TASK DIRECTIONS =>
Repeat the records word for word, excluding any picture.
((
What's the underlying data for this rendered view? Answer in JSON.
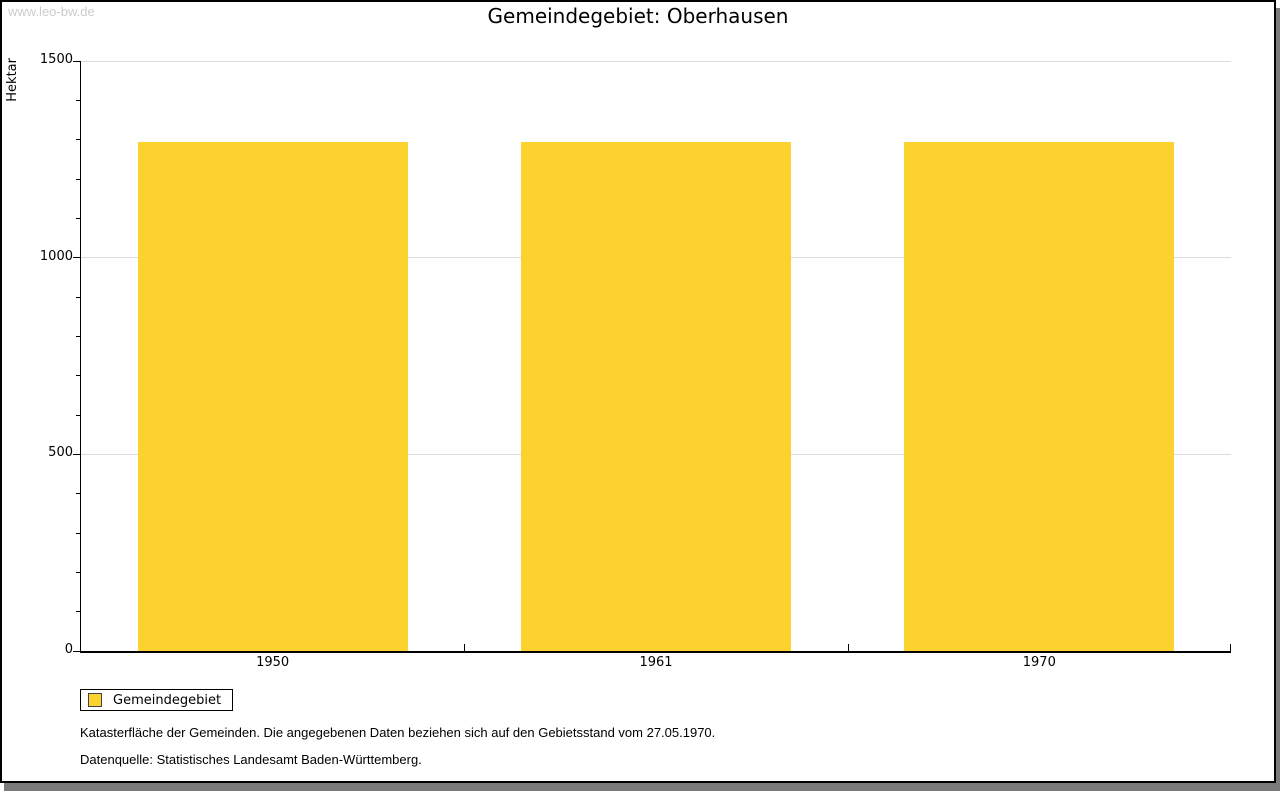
{
  "watermark": "www.leo-bw.de",
  "title": "Gemeindegebiet: Oberhausen",
  "legend": {
    "label": "Gemeindegebiet",
    "swatch_color": "#fcd32e"
  },
  "footnotes": {
    "line1": "Katasterfläche der Gemeinden. Die angegebenen Daten beziehen sich auf den Gebietsstand vom 27.05.1970.",
    "line2": "Datenquelle: Statistisches Landesamt Baden-Württemberg."
  },
  "colors": {
    "bar": "#fcd32e",
    "gridline": "#dcdcdc",
    "axis": "#000000",
    "watermark_text": "#cccccc",
    "frame_shadow": "#7a7a7a"
  },
  "chart_data": {
    "type": "bar",
    "title": "Gemeindegebiet: Oberhausen",
    "ylabel": "Hektar",
    "xlabel": "",
    "categories": [
      "1950",
      "1961",
      "1970"
    ],
    "series": [
      {
        "name": "Gemeindegebiet",
        "values": [
          1295,
          1295,
          1295
        ],
        "color": "#fcd32e"
      }
    ],
    "ylim": [
      0,
      1500
    ],
    "ytick_major": [
      0,
      500,
      1000,
      1500
    ],
    "ytick_minor_step": 100,
    "gridlines_at": [
      500,
      1000,
      1500
    ],
    "grid": "horizontal-major-only",
    "legend_position": "bottom-left"
  }
}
))
THE ANSWER =>
What's the underlying data for this rendered view? Answer in JSON.
{
  "watermark": "www.leo-bw.de",
  "title": "Gemeindegebiet: Oberhausen",
  "legend": {
    "label": "Gemeindegebiet",
    "swatch_color": "#fcd32e"
  },
  "footnotes": {
    "line1": "Katasterfläche der Gemeinden. Die angegebenen Daten beziehen sich auf den Gebietsstand vom 27.05.1970.",
    "line2": "Datenquelle: Statistisches Landesamt Baden-Württemberg."
  },
  "colors": {
    "bar": "#fcd32e",
    "gridline": "#dcdcdc",
    "axis": "#000000",
    "watermark_text": "#cccccc",
    "frame_shadow": "#7a7a7a"
  },
  "chart_data": {
    "type": "bar",
    "title": "Gemeindegebiet: Oberhausen",
    "ylabel": "Hektar",
    "xlabel": "",
    "categories": [
      "1950",
      "1961",
      "1970"
    ],
    "series": [
      {
        "name": "Gemeindegebiet",
        "values": [
          1295,
          1295,
          1295
        ],
        "color": "#fcd32e"
      }
    ],
    "ylim": [
      0,
      1500
    ],
    "ytick_major": [
      0,
      500,
      1000,
      1500
    ],
    "ytick_minor_step": 100,
    "gridlines_at": [
      500,
      1000,
      1500
    ],
    "grid": "horizontal-major-only",
    "legend_position": "bottom-left"
  }
}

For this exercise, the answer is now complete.